[Figure content listings]

────────────────

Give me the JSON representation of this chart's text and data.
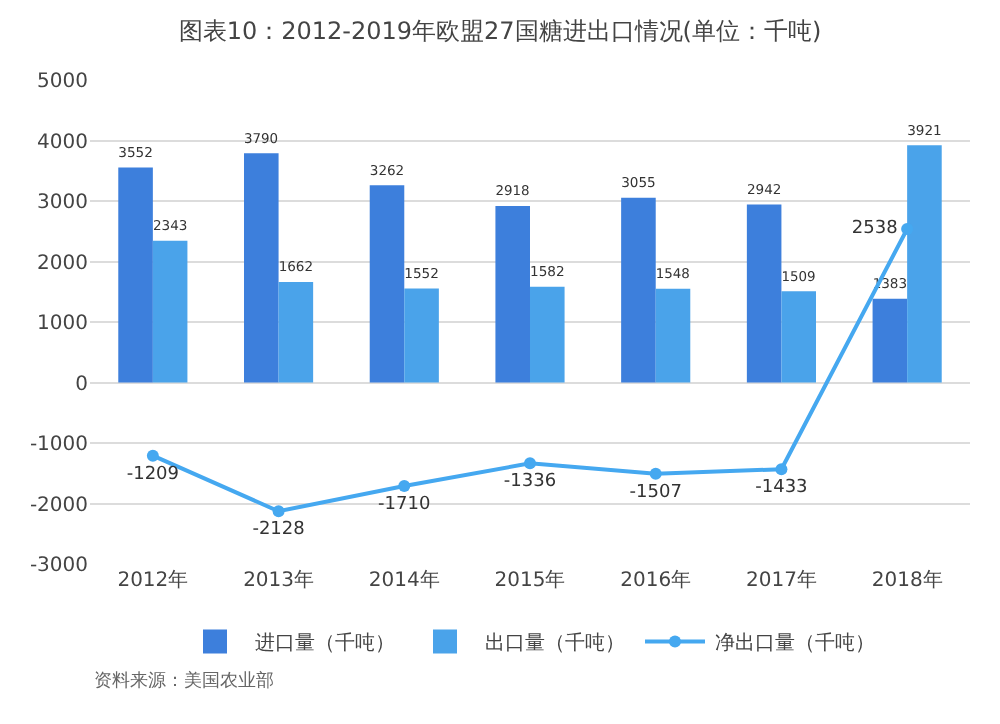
{
  "chart_data": {
    "type": "bar",
    "title": "图表10：2012-2019年欧盟27国糖进出口情况(单位：千吨)",
    "categories": [
      "2012年",
      "2013年",
      "2014年",
      "2015年",
      "2016年",
      "2017年",
      "2018年"
    ],
    "series": [
      {
        "name": "进口量（千吨）",
        "color": "#3d7fdc",
        "values": [
          3552,
          3790,
          3262,
          2918,
          3055,
          2942,
          1383
        ]
      },
      {
        "name": "出口量（千吨）",
        "color": "#4aa3ea",
        "values": [
          2343,
          1662,
          1552,
          1582,
          1548,
          1509,
          3921
        ]
      },
      {
        "name": "净出口量（千吨）",
        "type": "line",
        "color": "#45a8f0",
        "marker": "circle",
        "values": [
          -1209,
          -2128,
          -1710,
          -1336,
          -1507,
          -1433,
          2538
        ]
      }
    ],
    "ylim": [
      -3000,
      5000
    ],
    "yticks": [
      -3000,
      -2000,
      -1000,
      0,
      1000,
      2000,
      3000,
      4000,
      5000
    ],
    "grid": "y",
    "legend": "bottom",
    "data_labels": true,
    "annotations": [
      "资料来源：美国农业部"
    ]
  }
}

────────────────

Goal
Write out every line from the entries where "color" appears.

Answer to the exercise
        "color": "#3d7fdc",
        "color": "#4aa3ea",
        "color": "#45a8f0",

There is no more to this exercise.